GIVEN INSTRUCTION
List every line below that contains the word "modal".

___ RECORDS FOR PROCESSING

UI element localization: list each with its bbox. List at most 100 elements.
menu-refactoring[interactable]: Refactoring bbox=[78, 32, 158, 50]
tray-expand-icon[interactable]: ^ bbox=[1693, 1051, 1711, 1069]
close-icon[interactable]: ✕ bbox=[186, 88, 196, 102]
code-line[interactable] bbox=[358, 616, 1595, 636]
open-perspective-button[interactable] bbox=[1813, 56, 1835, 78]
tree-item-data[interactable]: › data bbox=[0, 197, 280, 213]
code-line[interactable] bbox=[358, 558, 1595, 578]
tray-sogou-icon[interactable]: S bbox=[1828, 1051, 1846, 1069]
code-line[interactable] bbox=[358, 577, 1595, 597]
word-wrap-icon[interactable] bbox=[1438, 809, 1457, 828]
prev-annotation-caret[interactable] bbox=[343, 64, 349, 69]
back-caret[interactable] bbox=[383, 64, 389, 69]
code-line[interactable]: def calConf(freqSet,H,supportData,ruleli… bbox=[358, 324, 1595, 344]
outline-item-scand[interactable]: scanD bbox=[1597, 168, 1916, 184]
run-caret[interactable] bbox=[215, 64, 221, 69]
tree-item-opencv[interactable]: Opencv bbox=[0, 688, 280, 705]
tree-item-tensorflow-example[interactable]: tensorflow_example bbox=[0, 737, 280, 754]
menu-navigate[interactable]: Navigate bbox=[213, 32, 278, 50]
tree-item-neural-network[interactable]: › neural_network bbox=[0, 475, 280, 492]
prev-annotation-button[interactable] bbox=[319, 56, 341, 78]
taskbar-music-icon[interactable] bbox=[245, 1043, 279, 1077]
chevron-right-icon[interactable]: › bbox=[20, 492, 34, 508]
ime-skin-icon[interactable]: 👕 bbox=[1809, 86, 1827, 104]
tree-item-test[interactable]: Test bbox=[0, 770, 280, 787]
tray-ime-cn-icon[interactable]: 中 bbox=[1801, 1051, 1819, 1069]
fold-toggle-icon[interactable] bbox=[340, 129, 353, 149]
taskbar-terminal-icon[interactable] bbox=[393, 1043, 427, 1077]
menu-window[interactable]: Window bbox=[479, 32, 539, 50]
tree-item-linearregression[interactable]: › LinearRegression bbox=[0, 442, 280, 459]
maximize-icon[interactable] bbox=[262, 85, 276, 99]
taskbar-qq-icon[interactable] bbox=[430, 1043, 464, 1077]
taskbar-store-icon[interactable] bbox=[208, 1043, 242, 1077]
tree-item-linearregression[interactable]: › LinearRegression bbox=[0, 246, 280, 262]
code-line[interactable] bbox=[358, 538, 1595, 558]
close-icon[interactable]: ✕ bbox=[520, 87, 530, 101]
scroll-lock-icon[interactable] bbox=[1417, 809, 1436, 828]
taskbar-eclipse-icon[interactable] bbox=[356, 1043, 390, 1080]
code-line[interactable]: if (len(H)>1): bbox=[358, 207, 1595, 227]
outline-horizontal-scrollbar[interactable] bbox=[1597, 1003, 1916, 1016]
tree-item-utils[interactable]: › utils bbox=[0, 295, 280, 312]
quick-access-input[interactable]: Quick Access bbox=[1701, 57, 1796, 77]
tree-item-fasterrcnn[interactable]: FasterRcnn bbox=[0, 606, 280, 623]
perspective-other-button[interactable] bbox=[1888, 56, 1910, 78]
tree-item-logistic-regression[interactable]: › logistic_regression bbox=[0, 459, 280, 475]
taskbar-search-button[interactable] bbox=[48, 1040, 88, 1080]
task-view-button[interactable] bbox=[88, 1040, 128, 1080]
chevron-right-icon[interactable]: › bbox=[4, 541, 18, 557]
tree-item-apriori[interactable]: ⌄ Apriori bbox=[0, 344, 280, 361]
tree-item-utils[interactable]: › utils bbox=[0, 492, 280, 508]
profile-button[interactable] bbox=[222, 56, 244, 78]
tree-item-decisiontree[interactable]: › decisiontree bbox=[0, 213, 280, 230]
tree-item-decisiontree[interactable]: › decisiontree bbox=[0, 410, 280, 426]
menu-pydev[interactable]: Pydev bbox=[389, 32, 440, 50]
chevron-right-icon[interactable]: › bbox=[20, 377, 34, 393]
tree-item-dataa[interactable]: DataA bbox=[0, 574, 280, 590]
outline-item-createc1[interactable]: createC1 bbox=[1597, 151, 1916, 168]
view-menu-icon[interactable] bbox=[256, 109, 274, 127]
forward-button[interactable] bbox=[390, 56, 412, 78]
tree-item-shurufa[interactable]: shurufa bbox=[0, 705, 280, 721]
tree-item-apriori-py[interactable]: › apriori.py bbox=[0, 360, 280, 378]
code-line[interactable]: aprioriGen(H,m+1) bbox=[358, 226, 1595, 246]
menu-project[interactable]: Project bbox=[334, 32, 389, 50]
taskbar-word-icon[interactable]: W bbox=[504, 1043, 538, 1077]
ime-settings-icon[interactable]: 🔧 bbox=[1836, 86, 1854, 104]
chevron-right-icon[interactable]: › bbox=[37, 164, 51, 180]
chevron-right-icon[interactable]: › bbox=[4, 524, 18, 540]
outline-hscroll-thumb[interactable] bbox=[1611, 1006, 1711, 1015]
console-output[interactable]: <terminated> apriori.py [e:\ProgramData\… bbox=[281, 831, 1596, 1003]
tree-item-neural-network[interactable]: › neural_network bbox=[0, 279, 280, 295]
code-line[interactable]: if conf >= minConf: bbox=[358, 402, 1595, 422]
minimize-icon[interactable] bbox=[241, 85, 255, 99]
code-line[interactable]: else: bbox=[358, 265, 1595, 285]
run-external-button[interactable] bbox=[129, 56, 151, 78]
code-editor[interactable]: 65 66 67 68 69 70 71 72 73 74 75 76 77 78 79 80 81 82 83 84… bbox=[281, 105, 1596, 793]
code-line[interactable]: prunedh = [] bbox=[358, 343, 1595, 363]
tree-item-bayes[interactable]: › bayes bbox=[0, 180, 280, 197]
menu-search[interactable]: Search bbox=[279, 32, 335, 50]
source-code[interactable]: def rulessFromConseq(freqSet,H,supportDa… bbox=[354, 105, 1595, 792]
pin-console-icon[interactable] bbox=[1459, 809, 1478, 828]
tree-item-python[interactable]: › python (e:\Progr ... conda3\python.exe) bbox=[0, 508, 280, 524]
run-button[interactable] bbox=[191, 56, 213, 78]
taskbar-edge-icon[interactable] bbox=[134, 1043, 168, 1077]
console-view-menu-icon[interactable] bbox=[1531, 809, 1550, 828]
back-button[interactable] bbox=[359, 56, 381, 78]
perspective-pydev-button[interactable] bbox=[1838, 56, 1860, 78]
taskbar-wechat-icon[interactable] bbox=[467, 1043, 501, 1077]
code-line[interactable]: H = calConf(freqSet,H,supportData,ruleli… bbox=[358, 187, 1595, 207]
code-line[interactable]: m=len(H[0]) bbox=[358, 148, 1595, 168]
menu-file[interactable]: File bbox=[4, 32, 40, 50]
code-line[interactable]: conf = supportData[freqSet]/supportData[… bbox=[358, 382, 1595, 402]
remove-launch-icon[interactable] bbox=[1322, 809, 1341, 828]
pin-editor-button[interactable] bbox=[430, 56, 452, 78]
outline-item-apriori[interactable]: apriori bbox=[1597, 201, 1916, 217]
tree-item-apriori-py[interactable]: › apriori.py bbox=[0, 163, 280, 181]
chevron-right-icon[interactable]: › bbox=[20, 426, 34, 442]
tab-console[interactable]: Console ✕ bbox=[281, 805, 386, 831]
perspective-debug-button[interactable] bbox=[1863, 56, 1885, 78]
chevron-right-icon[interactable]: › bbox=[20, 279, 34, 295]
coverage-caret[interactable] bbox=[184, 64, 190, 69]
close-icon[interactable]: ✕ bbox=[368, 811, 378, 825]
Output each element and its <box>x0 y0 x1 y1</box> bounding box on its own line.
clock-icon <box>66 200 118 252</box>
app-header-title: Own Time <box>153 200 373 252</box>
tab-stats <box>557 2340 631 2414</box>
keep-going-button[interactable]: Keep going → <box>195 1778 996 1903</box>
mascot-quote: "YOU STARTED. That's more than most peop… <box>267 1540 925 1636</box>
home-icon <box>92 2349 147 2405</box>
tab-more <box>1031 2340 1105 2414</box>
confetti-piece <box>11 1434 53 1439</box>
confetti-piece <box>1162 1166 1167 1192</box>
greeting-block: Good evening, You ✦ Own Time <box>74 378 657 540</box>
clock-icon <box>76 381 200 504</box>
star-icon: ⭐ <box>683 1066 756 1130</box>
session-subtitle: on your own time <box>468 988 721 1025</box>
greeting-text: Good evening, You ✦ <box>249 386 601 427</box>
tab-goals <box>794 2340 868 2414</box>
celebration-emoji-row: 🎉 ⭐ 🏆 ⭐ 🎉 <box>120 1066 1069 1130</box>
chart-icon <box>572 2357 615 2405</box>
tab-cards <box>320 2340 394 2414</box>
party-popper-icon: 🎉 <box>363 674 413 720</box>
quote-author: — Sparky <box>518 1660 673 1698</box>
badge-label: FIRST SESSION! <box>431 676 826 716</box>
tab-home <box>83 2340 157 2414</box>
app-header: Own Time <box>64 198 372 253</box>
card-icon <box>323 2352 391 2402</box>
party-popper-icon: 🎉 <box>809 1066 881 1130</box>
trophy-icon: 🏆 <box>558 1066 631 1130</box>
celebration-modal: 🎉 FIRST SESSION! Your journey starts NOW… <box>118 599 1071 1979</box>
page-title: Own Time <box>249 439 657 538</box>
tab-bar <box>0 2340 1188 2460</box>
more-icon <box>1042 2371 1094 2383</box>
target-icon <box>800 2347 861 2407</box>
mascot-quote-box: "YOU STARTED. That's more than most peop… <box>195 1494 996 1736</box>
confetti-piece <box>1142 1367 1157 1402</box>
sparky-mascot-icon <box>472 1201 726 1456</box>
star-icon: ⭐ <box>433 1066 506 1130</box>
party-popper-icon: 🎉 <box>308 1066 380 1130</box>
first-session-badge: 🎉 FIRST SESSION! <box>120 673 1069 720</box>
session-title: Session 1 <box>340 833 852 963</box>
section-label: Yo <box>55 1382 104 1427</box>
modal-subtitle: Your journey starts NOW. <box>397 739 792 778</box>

______

PROBLEM SOLUTION
celebration-modal: 🎉 FIRST SESSION! Your journey starts NOW… <box>118 599 1071 1979</box>
modal-subtitle: Your journey starts NOW. <box>397 739 792 778</box>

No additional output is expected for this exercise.